(Objective a) Reproduce word for word the lines of the records that start at the line containing "toc-entry-page-number: 52 [625, 175, 638, 191]" and stop after the line containing "toc-entry[interactable] [0, 255, 724, 284]".

(Extracted text)
+ + +

Fresh Starts Community Garden

Fresh Starts Community Garden - Before pictureOnce upon a time, in the city of St Louis, MO, there was a certain vacant city lot, and on it was nothing but tall grass and equally tall weeds. It was also a dumping place for plenty of trash, in all forms from various places and people. So one lady, by the name of Rosie Willis, decided something positive should be done about that city lot – a blight on the whole area.

A garden! That would create beauty as well as a great source for fresh, organic vegetables for the surrounding neighborhood residents. This was in the year of our Lord 2009. So what did Rosie do? Well, first she asked her neighbors if they would like a vegetable garden on the lot, where all the trash, mean weeds and grass was growing. Everyone was thrilled about such an idea! So, as spokesperson for her neighbors, Rosie went to City Hall. There, she checked all the records are kept on local land and buildings, and discovered that the land belonged to the Comptrollers Office. The director was eager to lease the land to Rosie’s community group for only $1.00 dollar for five years!!

Fresh Starts Community Garden fall work day

Hallelujah, hallelujah! The land was theirs, and Rosie and her neighbors could start their garden. But how???

+ + +

(Stored data)
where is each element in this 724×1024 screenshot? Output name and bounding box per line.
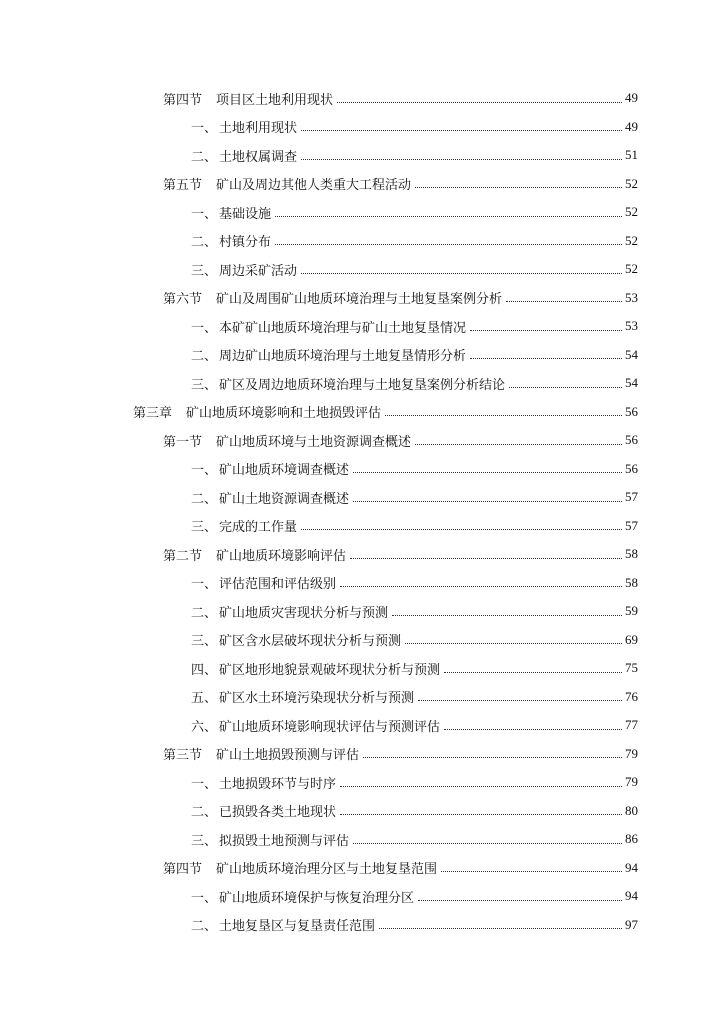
toc-entry-page-number: 52 [625, 175, 638, 191]
toc-entry-number: 一、 [191, 463, 218, 479]
toc-entry[interactable] [0, 284, 724, 313]
dot-leader [301, 159, 622, 160]
dot-leader [301, 130, 622, 131]
toc-entry-label [191, 773, 336, 792]
toc-entry[interactable] [0, 825, 724, 854]
toc-entry-number: 第四节 [163, 92, 203, 108]
toc-entry-label [191, 203, 271, 222]
toc-entry-title: 矿山及周围矿山地质环境治理与土地复垦案例分析 [216, 292, 503, 308]
toc-entry[interactable] [0, 597, 724, 626]
toc-entry-title: 土地利用现状 [219, 121, 298, 137]
toc-entry-title: 完成的工作量 [219, 520, 298, 536]
toc-entry-number: 四、 [191, 662, 218, 678]
toc-entry-page-number: 79 [625, 745, 638, 761]
table-of-contents [0, 84, 724, 939]
toc-entry-title: 矿山地质环境与土地资源调查概述 [216, 434, 412, 450]
toc-entry-title: 矿山地质环境保护与恢复治理分区 [219, 890, 415, 906]
toc-entry-number: 第四节 [163, 862, 203, 878]
toc-entry-page-number: 56 [625, 403, 638, 419]
dot-leader [415, 444, 622, 445]
toc-entry[interactable] [0, 198, 724, 227]
toc-entry-page-number: 52 [625, 261, 638, 277]
dot-leader [363, 757, 622, 758]
toc-entry-label [191, 459, 349, 478]
toc-entry[interactable] [0, 369, 724, 398]
toc-entry-number: 第三节 [163, 748, 203, 764]
toc-entry-number: 六、 [191, 719, 218, 735]
toc-entry-label [191, 488, 349, 507]
dot-leader [301, 529, 622, 530]
toc-entry-title: 村镇分布 [219, 235, 272, 251]
dot-leader [353, 501, 622, 502]
toc-entry-number: 一、 [191, 577, 218, 593]
dot-leader [441, 871, 622, 872]
toc-entry[interactable] [0, 398, 724, 427]
toc-entry[interactable] [0, 255, 724, 284]
toc-entry-page-number: 59 [625, 603, 638, 619]
toc-entry[interactable] [0, 312, 724, 341]
toc-entry-title: 矿山地质环境调查概述 [219, 463, 350, 479]
toc-entry-number: 二、 [191, 605, 218, 621]
toc-entry-number: 三、 [191, 833, 218, 849]
toc-entry[interactable] [0, 768, 724, 797]
toc-entry-page-number: 77 [625, 717, 638, 733]
toc-entry-number: 五、 [191, 691, 218, 707]
toc-entry-title: 矿山地质灾害现状分析与预测 [219, 605, 389, 621]
toc-entry-page-number: 49 [625, 118, 638, 134]
toc-entry-label [163, 89, 333, 108]
dot-leader [353, 843, 622, 844]
toc-entry[interactable] [0, 113, 724, 142]
toc-entry-label [191, 716, 440, 735]
toc-entry-title: 矿山土地资源调查概述 [219, 491, 350, 507]
toc-entry-number: 一、 [191, 206, 218, 222]
toc-entry-title: 已损毁各类土地现状 [219, 805, 337, 821]
toc-entry-label [133, 402, 381, 421]
toc-entry-title: 矿山地质环境影响和土地损毁评估 [186, 406, 382, 422]
toc-entry-label [191, 345, 466, 364]
toc-entry-number: 二、 [191, 235, 218, 251]
toc-entry-page-number: 58 [625, 574, 638, 590]
toc-entry-page-number: 97 [625, 916, 638, 932]
toc-entry-page-number: 94 [625, 888, 638, 904]
toc-entry-number: 第二节 [163, 548, 203, 564]
toc-entry-page-number: 52 [625, 232, 638, 248]
toc-entry[interactable] [0, 84, 724, 113]
toc-entry-label [163, 174, 411, 193]
toc-entry-page-number: 56 [625, 460, 638, 476]
toc-entry-number: 三、 [191, 263, 218, 279]
toc-entry-number: 三、 [191, 377, 218, 393]
toc-entry-number: 二、 [191, 349, 218, 365]
toc-entry-number: 二、 [191, 805, 218, 821]
toc-entry-title: 本矿矿山地质环境治理与矿山土地复垦情况 [219, 320, 467, 336]
dot-leader [275, 244, 622, 245]
toc-entry-number: 第一节 [163, 434, 203, 450]
toc-entry[interactable] [0, 512, 724, 541]
toc-entry-title: 矿区含水层破坏现状分析与预测 [219, 634, 402, 650]
toc-entry[interactable] [0, 227, 724, 256]
toc-entry-label [191, 374, 505, 393]
toc-entry[interactable] [0, 426, 724, 455]
dot-leader [337, 102, 622, 103]
dot-leader [340, 586, 622, 587]
toc-entry-page-number: 54 [625, 346, 638, 362]
toc-entry[interactable] [0, 740, 724, 769]
toc-entry-label [163, 431, 411, 450]
toc-entry-number: 二、 [191, 491, 218, 507]
toc-entry-label [191, 117, 297, 136]
dot-leader [418, 900, 622, 901]
dot-leader [340, 814, 622, 815]
dot-leader [340, 786, 622, 787]
toc-entry-page-number: 51 [625, 147, 638, 163]
dot-leader [353, 472, 622, 473]
toc-entry-label [191, 317, 466, 336]
toc-entry-label [163, 288, 502, 307]
toc-entry-number: 一、 [191, 890, 218, 906]
toc-entry-label [191, 830, 349, 849]
toc-entry-title: 矿山土地损毁预测与评估 [216, 748, 360, 764]
toc-entry[interactable] [0, 455, 724, 484]
toc-entry-title: 项目区土地利用现状 [216, 92, 334, 108]
toc-entry-number: 第六节 [163, 292, 203, 308]
toc-entry-label [191, 231, 271, 250]
dot-leader [415, 187, 622, 188]
toc-entry-page-number: 75 [625, 660, 638, 676]
toc-entry[interactable] [0, 569, 724, 598]
toc-entry-title: 矿区及周边地质环境治理与土地复垦案例分析结论 [219, 377, 506, 393]
toc-entry[interactable] [0, 141, 724, 170]
toc-entry-title: 拟损毁土地预测与评估 [219, 833, 350, 849]
toc-entry-label [191, 516, 297, 535]
toc-entry-page-number: 94 [625, 859, 638, 875]
toc-entry-page-number: 58 [625, 546, 638, 562]
toc-entry-page-number: 80 [625, 802, 638, 818]
dot-leader [379, 928, 622, 929]
toc-entry-label [163, 545, 346, 564]
dot-leader [405, 643, 622, 644]
toc-entry-page-number: 49 [625, 90, 638, 106]
toc-entry-title: 矿山地质环境治理分区与土地复垦范围 [216, 862, 438, 878]
toc-entry-number: 一、 [191, 121, 218, 137]
toc-entry-page-number: 86 [625, 831, 638, 847]
toc-entry-number: 三、 [191, 520, 218, 536]
toc-entry-label [191, 602, 388, 621]
toc-entry-title: 土地权属调查 [219, 149, 298, 165]
toc-entry-label [191, 659, 440, 678]
toc-entry[interactable] [0, 683, 724, 712]
toc-entry-label [191, 801, 336, 820]
toc-entry-title: 评估范围和评估级别 [219, 577, 337, 593]
toc-entry-page-number: 69 [625, 631, 638, 647]
toc-entry-number: 一、 [191, 776, 218, 792]
toc-entry-number: 二、 [191, 149, 218, 165]
dot-leader [506, 301, 622, 302]
toc-entry-label [163, 858, 437, 877]
dot-leader [385, 415, 622, 416]
toc-entry-title: 土地损毁环节与时序 [219, 776, 337, 792]
toc-entry-label [191, 915, 375, 934]
toc-entry[interactable] [0, 483, 724, 512]
toc-entry-label [191, 630, 401, 649]
toc-entry-title: 矿区地形地貌景观破坏现状分析与预测 [219, 662, 441, 678]
toc-entry-number: 一、 [191, 320, 218, 336]
toc-entry-title: 周边矿山地质环境治理与土地复垦情形分析 [219, 349, 467, 365]
dot-leader [301, 273, 622, 274]
toc-entry-page-number: 54 [625, 375, 638, 391]
toc-entry-page-number: 56 [625, 432, 638, 448]
toc-entry-page-number: 79 [625, 774, 638, 790]
toc-entry-label [163, 744, 359, 763]
toc-entry[interactable] [0, 654, 724, 683]
toc-entry-title: 基础设施 [219, 206, 272, 222]
toc-entry-number: 三、 [191, 634, 218, 650]
dot-leader [392, 615, 622, 616]
toc-entry[interactable] [0, 911, 724, 940]
toc-entry[interactable] [0, 854, 724, 883]
toc-entry-title: 周边采矿活动 [219, 263, 298, 279]
toc-entry-title: 矿山地质环境影响现状评估与预测评估 [219, 719, 441, 735]
toc-entry-title: 矿山及周边其他人类重大工程活动 [216, 178, 412, 194]
toc-entry[interactable] [0, 797, 724, 826]
dot-leader [418, 700, 622, 701]
toc-entry-title: 矿山地质环境影响评估 [216, 548, 347, 564]
toc-entry-label [191, 687, 414, 706]
toc-entry-label [191, 887, 414, 906]
toc-entry-page-number: 53 [625, 318, 638, 334]
dot-leader [275, 216, 622, 217]
toc-entry-page-number: 53 [625, 289, 638, 305]
toc-entry[interactable] [0, 540, 724, 569]
toc-entry-title: 土地复垦区与复垦责任范围 [219, 919, 376, 935]
toc-entry[interactable] [0, 341, 724, 370]
toc-entry-number: 第三章 [133, 406, 173, 422]
dot-leader [509, 387, 622, 388]
toc-entry[interactable] [0, 170, 724, 199]
toc-entry-number: 第五节 [163, 178, 203, 194]
dot-leader [350, 558, 622, 559]
toc-entry-page-number: 57 [625, 517, 638, 533]
toc-entry-page-number: 76 [625, 688, 638, 704]
toc-entry-number: 二、 [191, 919, 218, 935]
toc-entry[interactable] [0, 882, 724, 911]
toc-entry[interactable] [0, 711, 724, 740]
toc-entry-page-number: 57 [625, 489, 638, 505]
toc-entry-label [191, 260, 297, 279]
dot-leader [444, 672, 622, 673]
dot-leader [444, 729, 622, 730]
dot-leader [470, 330, 622, 331]
toc-entry-page-number: 52 [625, 204, 638, 220]
toc-entry-label [191, 146, 297, 165]
toc-entry-label [191, 573, 336, 592]
dot-leader [470, 358, 622, 359]
toc-entry-title: 矿区水土环境污染现状分析与预测 [219, 691, 415, 707]
toc-entry[interactable] [0, 626, 724, 655]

+ + +

(Objective b) Quote the passage from the community garden text that begins at the words "A garden! That" and ends after "for five years!!".

(Correct answer a)
toc-entry-page-number: 52 [625, 175, 638, 191]
toc-entry-number: 一、 [191, 463, 218, 479]
toc-entry[interactable] [0, 284, 724, 313]
dot-leader [301, 159, 622, 160]
dot-leader [301, 130, 622, 131]
toc-entry-label [191, 773, 336, 792]
toc-entry[interactable] [0, 825, 724, 854]
toc-entry-number: 第四节 [163, 92, 203, 108]
toc-entry-label [191, 203, 271, 222]
toc-entry-title: 矿山及周围矿山地质环境治理与土地复垦案例分析 [216, 292, 503, 308]
toc-entry[interactable] [0, 597, 724, 626]
toc-entry-title: 土地利用现状 [219, 121, 298, 137]
toc-entry-title: 完成的工作量 [219, 520, 298, 536]
toc-entry-number: 四、 [191, 662, 218, 678]
toc-entry-page-number: 79 [625, 745, 638, 761]
table-of-contents [0, 84, 724, 939]
toc-entry-title: 矿山地质环境与土地资源调查概述 [216, 434, 412, 450]
toc-entry-title: 矿山地质环境保护与恢复治理分区 [219, 890, 415, 906]
toc-entry-number: 第四节 [163, 862, 203, 878]
toc-entry-page-number: 56 [625, 403, 638, 419]
dot-leader [415, 444, 622, 445]
toc-entry[interactable] [0, 198, 724, 227]
toc-entry-page-number: 52 [625, 261, 638, 277]
dot-leader [363, 757, 622, 758]
toc-entry-label [191, 459, 349, 478]
toc-entry[interactable] [0, 369, 724, 398]
toc-entry-number: 第三节 [163, 748, 203, 764]
toc-entry-number: 六、 [191, 719, 218, 735]
toc-entry-label [191, 488, 349, 507]
dot-leader [301, 529, 622, 530]
toc-entry-title: 村镇分布 [219, 235, 272, 251]
dot-leader [353, 501, 622, 502]
toc-entry-number: 一、 [191, 577, 218, 593]
dot-leader [441, 871, 622, 872]
toc-entry[interactable] [0, 398, 724, 427]
toc-entry[interactable] [0, 255, 724, 284]

(Correct answer b)
A garden! That would create beauty as well as a great source for fresh, organic vegetables for the surrounding neighborhood residents. This was in the year of our Lord 2009. So what did Rosie do? Well, first she asked her neighbors if they would like a vegetable garden on the lot, where all the trash, mean weeds and grass was growing. Everyone was thrilled about such an idea! So, as spokesperson for her neighbors, Rosie went to City Hall. There, she checked all the records are kept on local land and buildings, and discovered that the land belonged to the Comptrollers Office. The director was eager to lease the land to Rosie’s community group for only $1.00 dollar for five years!!